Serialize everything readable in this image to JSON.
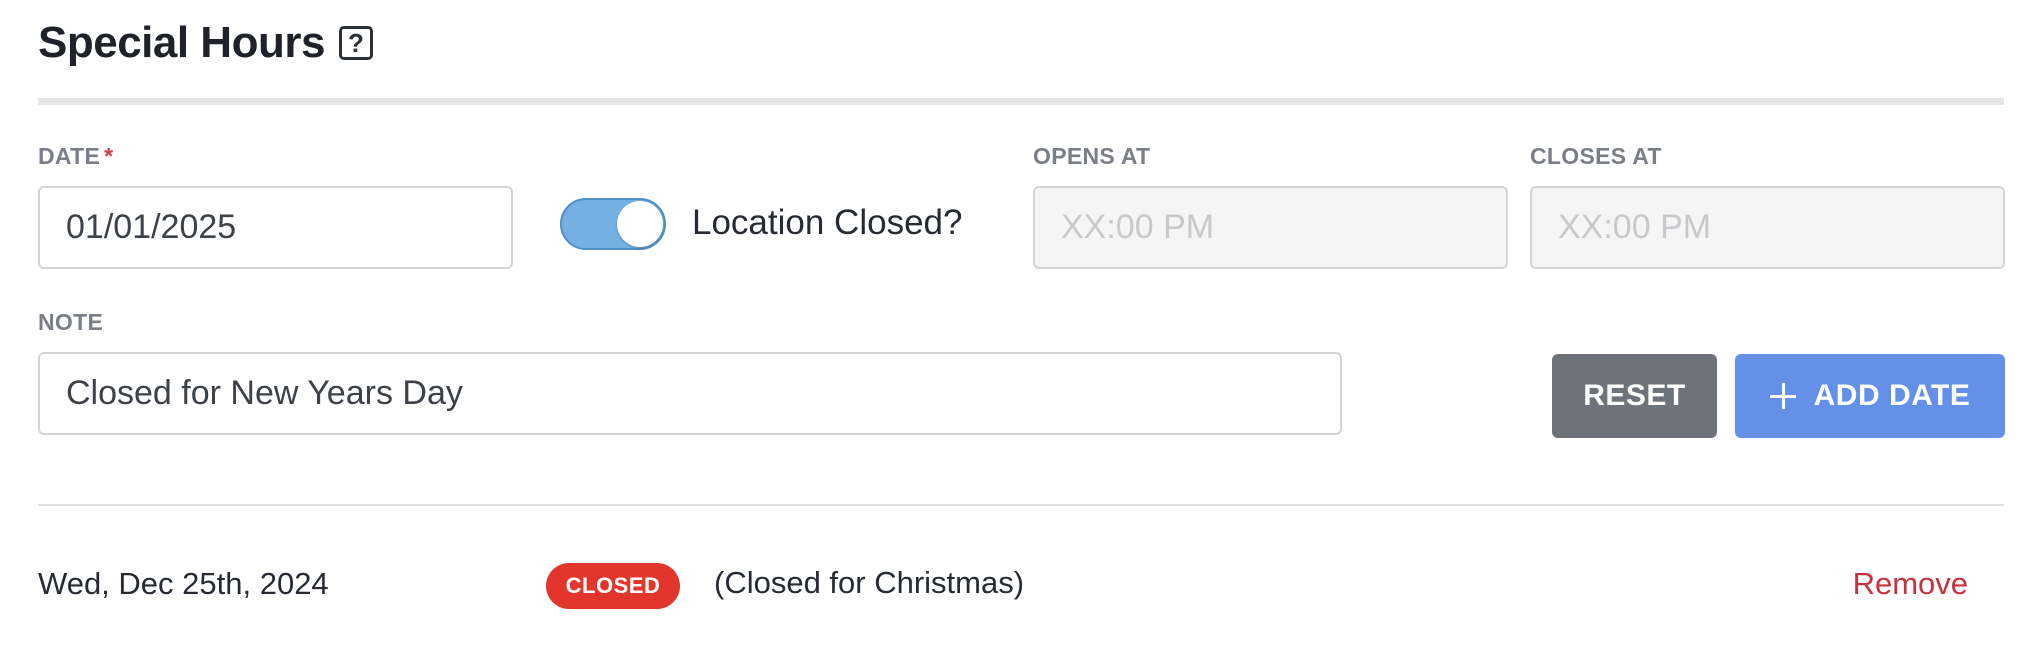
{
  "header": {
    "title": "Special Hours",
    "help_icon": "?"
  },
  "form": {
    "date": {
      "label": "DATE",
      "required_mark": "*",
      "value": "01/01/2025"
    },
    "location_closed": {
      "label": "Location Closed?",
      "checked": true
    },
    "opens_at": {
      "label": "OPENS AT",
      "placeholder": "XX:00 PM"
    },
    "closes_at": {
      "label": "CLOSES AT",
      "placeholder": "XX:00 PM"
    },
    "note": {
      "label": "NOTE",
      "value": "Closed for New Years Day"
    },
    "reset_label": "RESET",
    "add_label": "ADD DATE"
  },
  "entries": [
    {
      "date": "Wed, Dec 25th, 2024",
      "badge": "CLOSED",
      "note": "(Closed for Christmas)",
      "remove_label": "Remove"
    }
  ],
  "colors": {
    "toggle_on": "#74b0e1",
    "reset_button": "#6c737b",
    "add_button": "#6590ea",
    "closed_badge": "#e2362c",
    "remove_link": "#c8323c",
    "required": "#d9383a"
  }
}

+===+

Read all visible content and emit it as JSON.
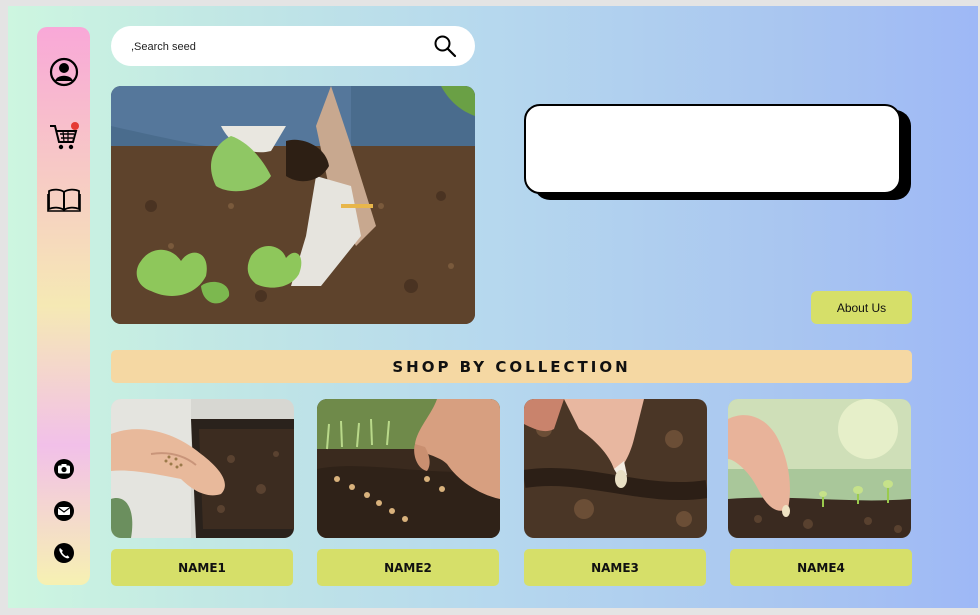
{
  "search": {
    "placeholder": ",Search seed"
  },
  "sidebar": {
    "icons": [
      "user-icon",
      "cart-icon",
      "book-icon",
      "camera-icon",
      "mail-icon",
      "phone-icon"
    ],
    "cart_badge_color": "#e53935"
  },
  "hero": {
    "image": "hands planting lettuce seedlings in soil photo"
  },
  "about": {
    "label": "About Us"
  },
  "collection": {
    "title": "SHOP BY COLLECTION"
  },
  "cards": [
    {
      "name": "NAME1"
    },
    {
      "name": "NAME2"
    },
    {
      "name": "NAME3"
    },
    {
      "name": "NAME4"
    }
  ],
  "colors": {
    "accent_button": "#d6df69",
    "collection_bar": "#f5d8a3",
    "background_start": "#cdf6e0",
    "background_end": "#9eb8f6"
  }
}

+===+

What you have to do:
Gather and return every line that holds the string "title".

Answer to this exercise:
    "title": "Special Hours",
    "title": "SHOP BY COLLECTION"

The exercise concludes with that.